*Dataset records*:
______________________________
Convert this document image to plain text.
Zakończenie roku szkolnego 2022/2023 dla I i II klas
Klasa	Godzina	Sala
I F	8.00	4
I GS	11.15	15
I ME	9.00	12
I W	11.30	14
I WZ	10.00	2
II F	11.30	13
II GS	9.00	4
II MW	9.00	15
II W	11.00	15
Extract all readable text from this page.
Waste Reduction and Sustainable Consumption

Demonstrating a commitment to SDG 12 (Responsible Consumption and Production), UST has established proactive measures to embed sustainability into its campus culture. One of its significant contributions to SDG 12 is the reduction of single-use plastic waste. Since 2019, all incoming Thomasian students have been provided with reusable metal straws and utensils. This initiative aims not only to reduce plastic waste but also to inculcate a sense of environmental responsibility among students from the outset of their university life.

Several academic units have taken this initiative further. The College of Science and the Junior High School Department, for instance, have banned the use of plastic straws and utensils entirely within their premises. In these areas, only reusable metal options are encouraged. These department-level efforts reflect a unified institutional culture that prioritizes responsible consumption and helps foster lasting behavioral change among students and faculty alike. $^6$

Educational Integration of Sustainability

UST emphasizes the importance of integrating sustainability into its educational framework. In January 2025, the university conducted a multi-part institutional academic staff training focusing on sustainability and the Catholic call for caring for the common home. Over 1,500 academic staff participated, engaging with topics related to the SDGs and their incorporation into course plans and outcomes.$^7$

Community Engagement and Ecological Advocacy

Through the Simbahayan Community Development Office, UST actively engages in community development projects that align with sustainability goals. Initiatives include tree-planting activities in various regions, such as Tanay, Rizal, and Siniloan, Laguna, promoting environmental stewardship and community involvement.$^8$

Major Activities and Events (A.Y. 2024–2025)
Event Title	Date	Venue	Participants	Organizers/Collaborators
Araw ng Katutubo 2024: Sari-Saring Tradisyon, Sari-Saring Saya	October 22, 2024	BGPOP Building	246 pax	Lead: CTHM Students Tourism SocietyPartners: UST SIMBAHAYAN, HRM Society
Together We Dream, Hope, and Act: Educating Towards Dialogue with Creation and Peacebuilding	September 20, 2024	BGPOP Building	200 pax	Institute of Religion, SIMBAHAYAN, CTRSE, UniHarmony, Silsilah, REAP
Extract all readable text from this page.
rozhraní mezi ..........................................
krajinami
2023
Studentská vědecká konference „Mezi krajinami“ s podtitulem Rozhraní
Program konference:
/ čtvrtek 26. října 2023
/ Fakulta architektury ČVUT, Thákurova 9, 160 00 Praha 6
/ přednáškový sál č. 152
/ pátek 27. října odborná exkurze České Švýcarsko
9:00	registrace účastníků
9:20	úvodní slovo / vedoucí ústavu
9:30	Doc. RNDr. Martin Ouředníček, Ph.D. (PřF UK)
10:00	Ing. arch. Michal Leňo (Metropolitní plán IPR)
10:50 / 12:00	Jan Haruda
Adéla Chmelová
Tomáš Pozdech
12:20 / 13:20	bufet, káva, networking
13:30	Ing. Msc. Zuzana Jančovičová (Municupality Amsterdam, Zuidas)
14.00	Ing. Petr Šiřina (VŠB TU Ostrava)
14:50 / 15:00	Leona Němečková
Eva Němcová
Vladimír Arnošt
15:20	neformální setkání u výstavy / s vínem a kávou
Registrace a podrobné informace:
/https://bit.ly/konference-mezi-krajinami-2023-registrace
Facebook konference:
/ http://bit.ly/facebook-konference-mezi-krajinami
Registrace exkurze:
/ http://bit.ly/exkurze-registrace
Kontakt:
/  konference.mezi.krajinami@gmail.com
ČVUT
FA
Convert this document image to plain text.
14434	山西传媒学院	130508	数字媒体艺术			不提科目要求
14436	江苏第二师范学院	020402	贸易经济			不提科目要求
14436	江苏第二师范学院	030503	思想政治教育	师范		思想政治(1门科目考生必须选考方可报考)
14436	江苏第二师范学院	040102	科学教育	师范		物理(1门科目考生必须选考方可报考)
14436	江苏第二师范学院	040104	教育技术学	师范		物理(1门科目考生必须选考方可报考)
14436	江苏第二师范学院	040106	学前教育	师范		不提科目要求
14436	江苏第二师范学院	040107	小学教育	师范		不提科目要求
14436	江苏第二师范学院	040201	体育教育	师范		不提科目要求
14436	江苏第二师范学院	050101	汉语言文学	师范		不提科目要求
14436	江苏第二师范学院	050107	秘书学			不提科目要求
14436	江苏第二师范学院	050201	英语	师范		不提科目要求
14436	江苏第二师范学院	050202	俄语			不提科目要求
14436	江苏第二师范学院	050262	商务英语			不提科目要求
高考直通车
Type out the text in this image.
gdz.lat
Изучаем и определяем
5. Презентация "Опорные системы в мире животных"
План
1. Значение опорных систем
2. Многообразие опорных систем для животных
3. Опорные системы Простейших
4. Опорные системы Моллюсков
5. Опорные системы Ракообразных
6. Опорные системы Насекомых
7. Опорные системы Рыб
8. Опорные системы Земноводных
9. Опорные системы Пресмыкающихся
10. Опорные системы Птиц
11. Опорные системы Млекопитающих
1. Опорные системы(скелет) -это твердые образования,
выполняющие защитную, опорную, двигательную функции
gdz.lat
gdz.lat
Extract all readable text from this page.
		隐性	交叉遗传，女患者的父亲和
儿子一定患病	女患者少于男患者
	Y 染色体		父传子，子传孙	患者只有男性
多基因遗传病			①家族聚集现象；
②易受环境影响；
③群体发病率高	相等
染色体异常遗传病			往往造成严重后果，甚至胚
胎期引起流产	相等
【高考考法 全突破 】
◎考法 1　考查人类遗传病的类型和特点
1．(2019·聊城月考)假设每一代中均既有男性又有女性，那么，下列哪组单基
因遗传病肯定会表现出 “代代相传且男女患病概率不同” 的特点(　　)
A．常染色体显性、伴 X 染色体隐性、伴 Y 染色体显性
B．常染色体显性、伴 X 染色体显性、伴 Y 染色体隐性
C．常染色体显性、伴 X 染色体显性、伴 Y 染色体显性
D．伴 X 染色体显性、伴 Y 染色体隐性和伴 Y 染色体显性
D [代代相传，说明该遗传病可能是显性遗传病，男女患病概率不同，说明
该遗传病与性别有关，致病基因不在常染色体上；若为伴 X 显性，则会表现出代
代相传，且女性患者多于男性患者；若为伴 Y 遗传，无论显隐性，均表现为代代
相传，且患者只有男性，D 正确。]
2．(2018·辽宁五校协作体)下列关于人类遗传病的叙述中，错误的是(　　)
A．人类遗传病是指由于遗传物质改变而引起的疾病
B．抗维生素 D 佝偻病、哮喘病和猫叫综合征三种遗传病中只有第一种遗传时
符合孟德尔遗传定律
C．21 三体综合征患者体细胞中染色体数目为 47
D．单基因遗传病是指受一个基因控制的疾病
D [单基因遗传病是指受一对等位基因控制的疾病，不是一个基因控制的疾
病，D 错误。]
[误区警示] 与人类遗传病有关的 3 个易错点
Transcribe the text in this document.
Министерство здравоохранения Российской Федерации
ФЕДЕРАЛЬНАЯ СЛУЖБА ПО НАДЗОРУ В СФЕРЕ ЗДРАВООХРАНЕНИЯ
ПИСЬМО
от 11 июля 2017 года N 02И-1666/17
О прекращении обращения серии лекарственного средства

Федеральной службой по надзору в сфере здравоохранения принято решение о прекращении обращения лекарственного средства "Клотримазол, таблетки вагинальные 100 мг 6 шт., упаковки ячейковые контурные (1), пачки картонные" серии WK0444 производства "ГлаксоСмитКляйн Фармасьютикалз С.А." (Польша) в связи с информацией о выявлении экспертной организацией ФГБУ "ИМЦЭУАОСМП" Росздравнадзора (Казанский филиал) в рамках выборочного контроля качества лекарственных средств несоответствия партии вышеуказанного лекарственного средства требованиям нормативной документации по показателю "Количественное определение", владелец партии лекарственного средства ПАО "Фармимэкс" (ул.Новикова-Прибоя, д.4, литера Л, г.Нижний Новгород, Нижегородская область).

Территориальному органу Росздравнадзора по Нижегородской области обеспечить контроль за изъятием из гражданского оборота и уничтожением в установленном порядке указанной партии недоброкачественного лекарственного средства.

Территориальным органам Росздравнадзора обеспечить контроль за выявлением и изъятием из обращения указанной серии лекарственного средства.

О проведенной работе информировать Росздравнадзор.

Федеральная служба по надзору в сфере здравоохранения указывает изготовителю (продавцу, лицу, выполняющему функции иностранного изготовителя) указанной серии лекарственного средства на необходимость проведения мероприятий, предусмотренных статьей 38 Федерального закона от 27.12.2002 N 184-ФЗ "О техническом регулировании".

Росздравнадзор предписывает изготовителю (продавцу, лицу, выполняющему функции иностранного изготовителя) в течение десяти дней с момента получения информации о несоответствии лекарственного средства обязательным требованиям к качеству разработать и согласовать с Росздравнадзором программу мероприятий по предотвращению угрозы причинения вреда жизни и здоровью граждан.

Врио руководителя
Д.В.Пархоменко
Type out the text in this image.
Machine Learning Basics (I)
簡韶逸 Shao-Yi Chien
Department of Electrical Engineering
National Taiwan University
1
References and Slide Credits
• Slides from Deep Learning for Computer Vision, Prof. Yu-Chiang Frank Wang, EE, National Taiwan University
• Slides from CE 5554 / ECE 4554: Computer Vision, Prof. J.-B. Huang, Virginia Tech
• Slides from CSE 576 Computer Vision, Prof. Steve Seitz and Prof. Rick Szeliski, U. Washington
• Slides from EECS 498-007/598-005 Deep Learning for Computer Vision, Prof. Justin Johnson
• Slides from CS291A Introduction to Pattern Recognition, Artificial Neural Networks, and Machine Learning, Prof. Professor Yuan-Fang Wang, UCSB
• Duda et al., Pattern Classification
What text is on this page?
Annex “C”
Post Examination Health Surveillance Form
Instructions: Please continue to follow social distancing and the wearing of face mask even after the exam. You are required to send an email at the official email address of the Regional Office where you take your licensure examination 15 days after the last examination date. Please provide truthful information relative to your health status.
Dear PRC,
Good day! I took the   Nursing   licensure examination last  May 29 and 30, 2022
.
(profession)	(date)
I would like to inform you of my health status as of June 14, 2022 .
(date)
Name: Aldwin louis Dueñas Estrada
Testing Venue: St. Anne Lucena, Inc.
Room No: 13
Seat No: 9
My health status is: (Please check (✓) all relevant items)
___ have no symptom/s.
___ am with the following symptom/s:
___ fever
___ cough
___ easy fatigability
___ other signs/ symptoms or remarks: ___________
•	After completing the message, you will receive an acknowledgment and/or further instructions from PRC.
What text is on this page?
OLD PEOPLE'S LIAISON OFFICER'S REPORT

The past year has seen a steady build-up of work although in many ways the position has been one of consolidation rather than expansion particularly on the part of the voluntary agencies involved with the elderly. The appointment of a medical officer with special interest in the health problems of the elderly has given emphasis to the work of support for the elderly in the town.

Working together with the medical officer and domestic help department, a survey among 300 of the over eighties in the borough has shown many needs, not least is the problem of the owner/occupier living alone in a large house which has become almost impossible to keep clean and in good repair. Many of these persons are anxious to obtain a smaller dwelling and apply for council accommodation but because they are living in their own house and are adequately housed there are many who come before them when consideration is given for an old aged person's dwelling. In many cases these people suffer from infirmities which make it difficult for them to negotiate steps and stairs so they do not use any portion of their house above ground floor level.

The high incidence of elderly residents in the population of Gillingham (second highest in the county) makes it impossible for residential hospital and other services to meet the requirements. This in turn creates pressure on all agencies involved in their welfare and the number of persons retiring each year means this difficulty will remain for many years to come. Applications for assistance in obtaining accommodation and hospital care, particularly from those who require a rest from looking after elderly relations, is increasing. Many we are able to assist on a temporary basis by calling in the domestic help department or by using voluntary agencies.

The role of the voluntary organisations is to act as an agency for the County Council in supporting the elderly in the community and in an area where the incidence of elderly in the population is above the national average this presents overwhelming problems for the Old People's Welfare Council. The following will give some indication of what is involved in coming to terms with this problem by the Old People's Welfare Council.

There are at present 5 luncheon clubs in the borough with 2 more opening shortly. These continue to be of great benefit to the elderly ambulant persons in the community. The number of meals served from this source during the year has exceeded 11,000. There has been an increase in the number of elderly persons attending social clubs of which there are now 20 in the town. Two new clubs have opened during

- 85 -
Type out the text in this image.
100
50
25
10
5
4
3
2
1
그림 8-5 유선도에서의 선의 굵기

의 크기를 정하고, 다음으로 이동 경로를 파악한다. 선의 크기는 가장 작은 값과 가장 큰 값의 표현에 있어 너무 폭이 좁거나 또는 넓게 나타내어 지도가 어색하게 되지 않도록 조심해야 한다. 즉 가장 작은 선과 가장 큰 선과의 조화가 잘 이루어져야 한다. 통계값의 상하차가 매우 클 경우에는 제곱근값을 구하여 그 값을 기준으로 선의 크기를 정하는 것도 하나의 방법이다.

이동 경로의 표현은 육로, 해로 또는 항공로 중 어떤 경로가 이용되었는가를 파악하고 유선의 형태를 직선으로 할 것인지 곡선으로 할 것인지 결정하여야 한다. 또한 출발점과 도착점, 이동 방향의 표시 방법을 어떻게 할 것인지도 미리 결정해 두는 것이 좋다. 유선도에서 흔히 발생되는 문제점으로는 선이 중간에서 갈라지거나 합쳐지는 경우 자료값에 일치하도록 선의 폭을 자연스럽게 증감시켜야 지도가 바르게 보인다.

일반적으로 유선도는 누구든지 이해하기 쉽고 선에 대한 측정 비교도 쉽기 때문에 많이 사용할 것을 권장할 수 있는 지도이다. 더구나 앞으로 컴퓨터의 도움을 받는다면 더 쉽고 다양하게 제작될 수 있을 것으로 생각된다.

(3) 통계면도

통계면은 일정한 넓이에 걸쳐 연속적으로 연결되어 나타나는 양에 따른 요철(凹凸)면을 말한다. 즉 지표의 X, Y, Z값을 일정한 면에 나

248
______________________________
*Problem requirements*: State how many lines of the data include the word "social", with nothing else.

*Answer for this exercise*: 2